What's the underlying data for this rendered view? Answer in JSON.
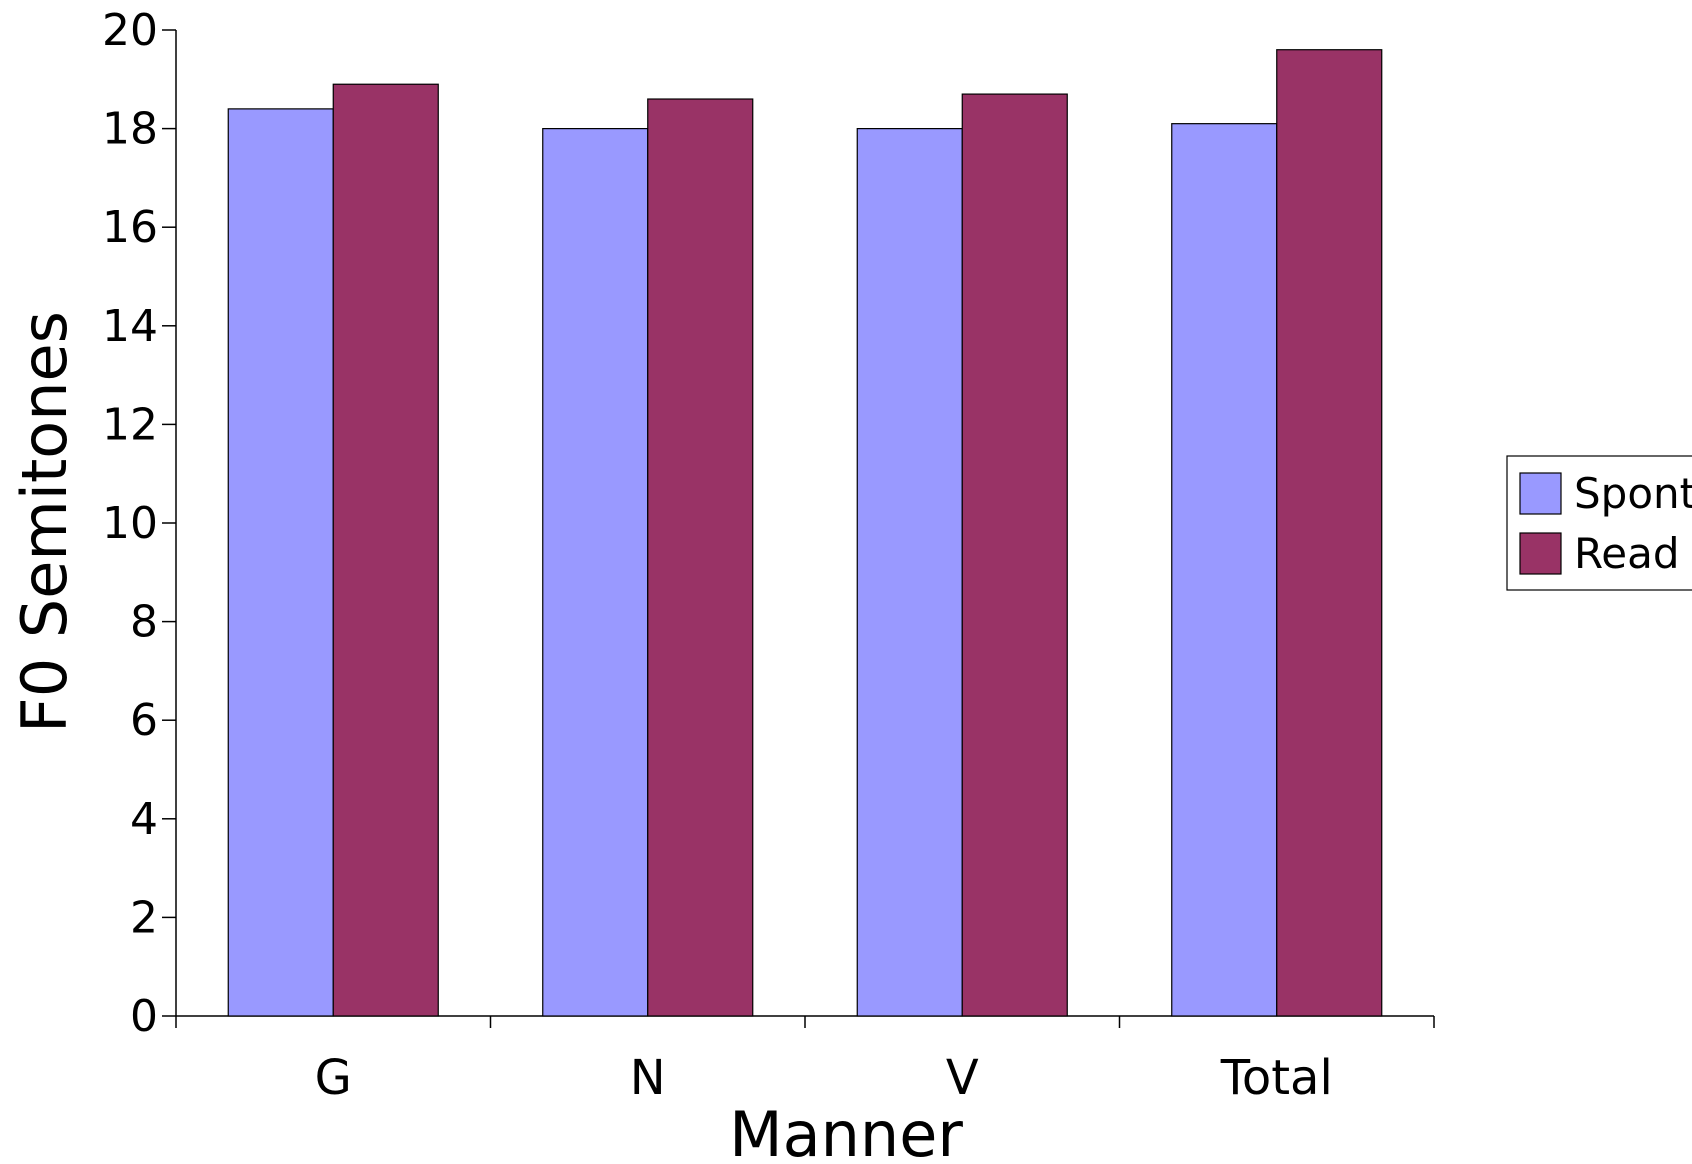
{
  "chart_data": {
    "type": "bar",
    "title": "",
    "xlabel": "Manner",
    "ylabel": "F0 Semitones",
    "categories": [
      "G",
      "N",
      "V",
      "Total"
    ],
    "series": [
      {
        "name": "Spont",
        "values": [
          18.4,
          18.0,
          18.0,
          18.1
        ],
        "color": "#9999ff"
      },
      {
        "name": "Read",
        "values": [
          18.9,
          18.6,
          18.7,
          19.6
        ],
        "color": "#993366"
      }
    ],
    "ylim": [
      0,
      20
    ],
    "yticks": [
      "0",
      "2",
      "4",
      "6",
      "8",
      "10",
      "12",
      "14",
      "16",
      "18",
      "20"
    ],
    "grid": false,
    "legend_position": "right"
  }
}
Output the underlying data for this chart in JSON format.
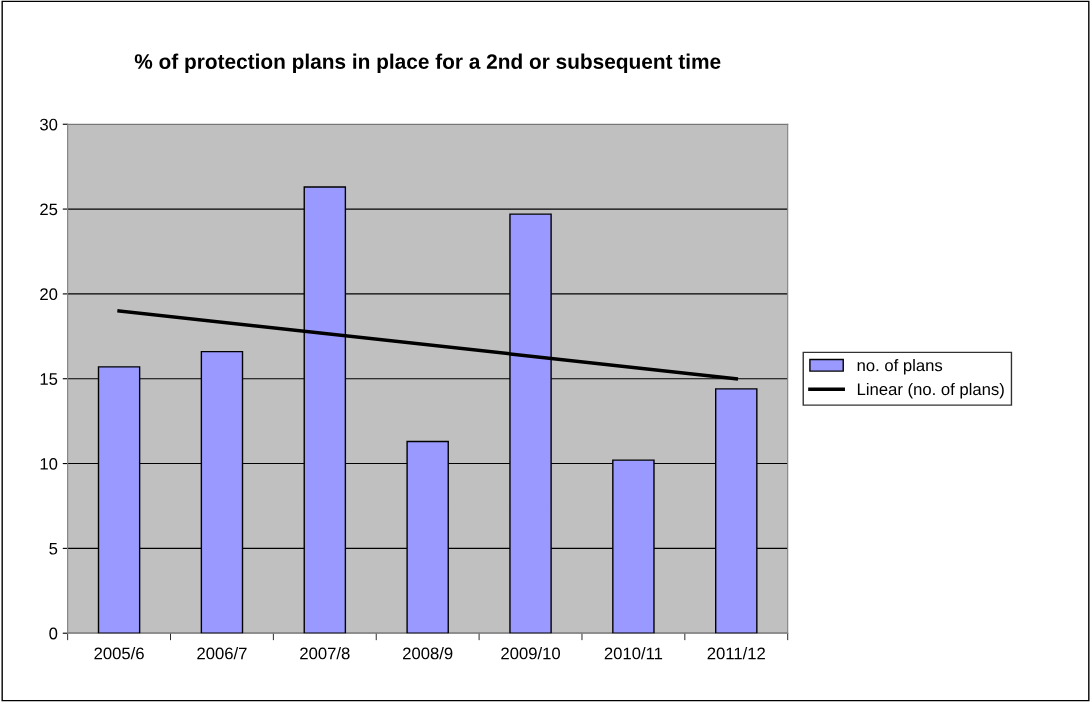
{
  "chart_data": {
    "type": "bar",
    "title": "% of protection plans in place for a 2nd or subsequent time",
    "categories": [
      "2005/6",
      "2006/7",
      "2007/8",
      "2008/9",
      "2009/10",
      "2010/11",
      "2011/12"
    ],
    "series": [
      {
        "name": "no. of plans",
        "color": "#9999ff",
        "values": [
          15.7,
          16.6,
          26.3,
          11.3,
          24.7,
          10.2,
          14.4
        ]
      },
      {
        "name": "Linear (no. of plans)",
        "type": "line",
        "color": "#000000",
        "x": [
          "2005/6",
          "2011/12"
        ],
        "values": [
          19.0,
          15.0
        ]
      }
    ],
    "ylim": [
      0,
      30
    ],
    "yticks": [
      0,
      5,
      10,
      15,
      20,
      25,
      30
    ],
    "grid": "y",
    "legend": "right"
  }
}
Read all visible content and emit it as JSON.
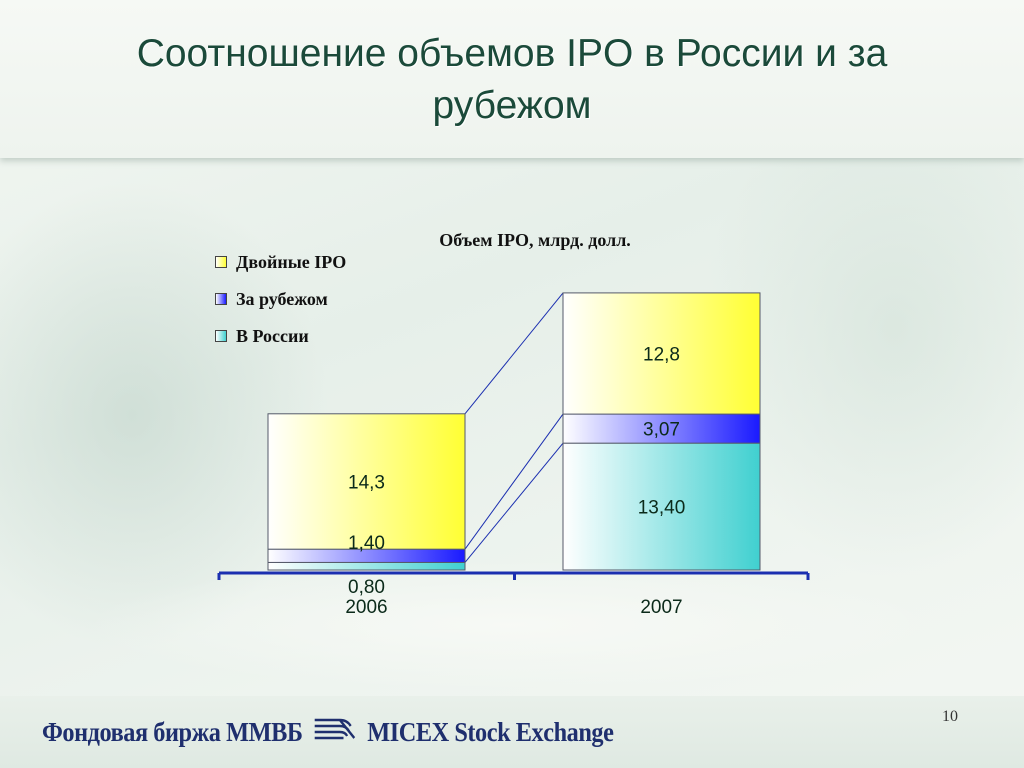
{
  "slide": {
    "title_line1": "Соотношение объемов IPO в России и за",
    "title_line2": "рубежом",
    "page_number": "10"
  },
  "footer": {
    "logo_left": "Фондовая биржа ММВБ",
    "logo_right": "MICEX Stock Exchange",
    "logo_mark_icon": "micex-logo-icon"
  },
  "chart_data": {
    "type": "bar",
    "stacked": true,
    "title": "Объем IPO, млрд. долл.",
    "categories": [
      "2006",
      "2007"
    ],
    "series": [
      {
        "name": "В России",
        "values": [
          0.8,
          13.4
        ],
        "labels": [
          "0,80",
          "13,40"
        ],
        "color": "#40d0d0"
      },
      {
        "name": "За рубежом",
        "values": [
          1.4,
          3.07
        ],
        "labels": [
          "1,40",
          "3,07"
        ],
        "color": "#1a1aff"
      },
      {
        "name": "Двойные IPO",
        "values": [
          14.3,
          12.8
        ],
        "labels": [
          "14,3",
          "12,8"
        ],
        "color": "#ffff33"
      }
    ],
    "legend_order": [
      "Двойные IPO",
      "За рубежом",
      "В России"
    ],
    "legend_position": "top-left",
    "ylim": [
      0,
      30
    ],
    "grid": false,
    "series_lines": true
  },
  "colors": {
    "title": "#1b4a3a",
    "axis": "#1b2fb0",
    "label_text": "#0b2a1a"
  }
}
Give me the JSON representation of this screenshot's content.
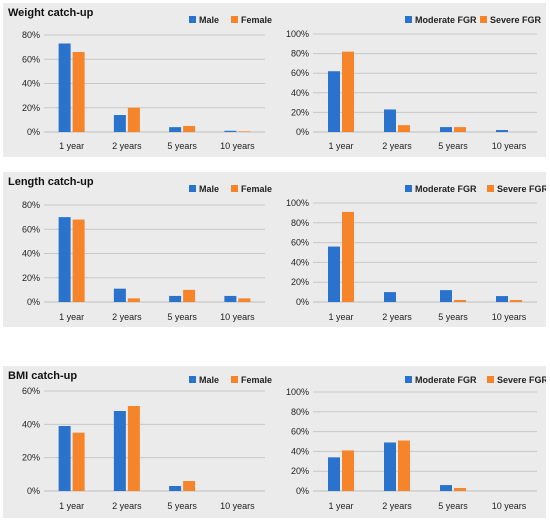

******************************

| Instructions to follow |
Give back the entries verbatim. Do not include any picture.

| Reply |
What's the underlying data for this rendered view? Answer in JSON.
{
  "chart_data": {
    "type": "bar",
    "title": "",
    "xlabel": "Manner",
    "ylabel": "F0 Semitones",
    "categories": [
      "G",
      "N",
      "V",
      "Total"
    ],
    "series": [
      {
        "name": "Spont",
        "values": [
          18.4,
          18.0,
          18.0,
          18.1
        ],
        "color": "#9999ff"
      },
      {
        "name": "Read",
        "values": [
          18.9,
          18.6,
          18.7,
          19.6
        ],
        "color": "#993366"
      }
    ],
    "ylim": [
      0,
      20
    ],
    "yticks": [
      "0",
      "2",
      "4",
      "6",
      "8",
      "10",
      "12",
      "14",
      "16",
      "18",
      "20"
    ],
    "grid": false,
    "legend_position": "right"
  }
}
Output the underlying data for this chart in JSON format.
{
  "chart_data": {
    "type": "bar",
    "title": "% of protection plans in place for a 2nd or subsequent time",
    "categories": [
      "2005/6",
      "2006/7",
      "2007/8",
      "2008/9",
      "2009/10",
      "2010/11",
      "2011/12"
    ],
    "series": [
      {
        "name": "no. of plans",
        "color": "#9999ff",
        "values": [
          15.7,
          16.6,
          26.3,
          11.3,
          24.7,
          10.2,
          14.4
        ]
      },
      {
        "name": "Linear (no. of plans)",
        "type": "line",
        "color": "#000000",
        "x": [
          "2005/6",
          "2011/12"
        ],
        "values": [
          19.0,
          15.0
        ]
      }
    ],
    "ylim": [
      0,
      30
    ],
    "yticks": [
      0,
      5,
      10,
      15,
      20,
      25,
      30
    ],
    "grid": "y",
    "legend": "right"
  }
}
Read all visible content and emit it as JSON.
{
  "slide": {
    "title_line1": "Соотношение объемов IPO в России и за",
    "title_line2": "рубежом",
    "page_number": "10"
  },
  "footer": {
    "logo_left": "Фондовая биржа ММВБ",
    "logo_right": "MICEX Stock Exchange",
    "logo_mark_icon": "micex-logo-icon"
  },
  "chart_data": {
    "type": "bar",
    "stacked": true,
    "title": "Объем IPO, млрд. долл.",
    "categories": [
      "2006",
      "2007"
    ],
    "series": [
      {
        "name": "В России",
        "values": [
          0.8,
          13.4
        ],
        "labels": [
          "0,80",
          "13,40"
        ],
        "color": "#40d0d0"
      },
      {
        "name": "За рубежом",
        "values": [
          1.4,
          3.07
        ],
        "labels": [
          "1,40",
          "3,07"
        ],
        "color": "#1a1aff"
      },
      {
        "name": "Двойные IPO",
        "values": [
          14.3,
          12.8
        ],
        "labels": [
          "14,3",
          "12,8"
        ],
        "color": "#ffff33"
      }
    ],
    "legend_order": [
      "Двойные IPO",
      "За рубежом",
      "В России"
    ],
    "legend_position": "top-left",
    "ylim": [
      0,
      30
    ],
    "grid": false,
    "series_lines": true
  },
  "colors": {
    "title": "#1b4a3a",
    "axis": "#1b2fb0",
    "label_text": "#0b2a1a"
  }
}
Give me the JSON representation of this screenshot's content.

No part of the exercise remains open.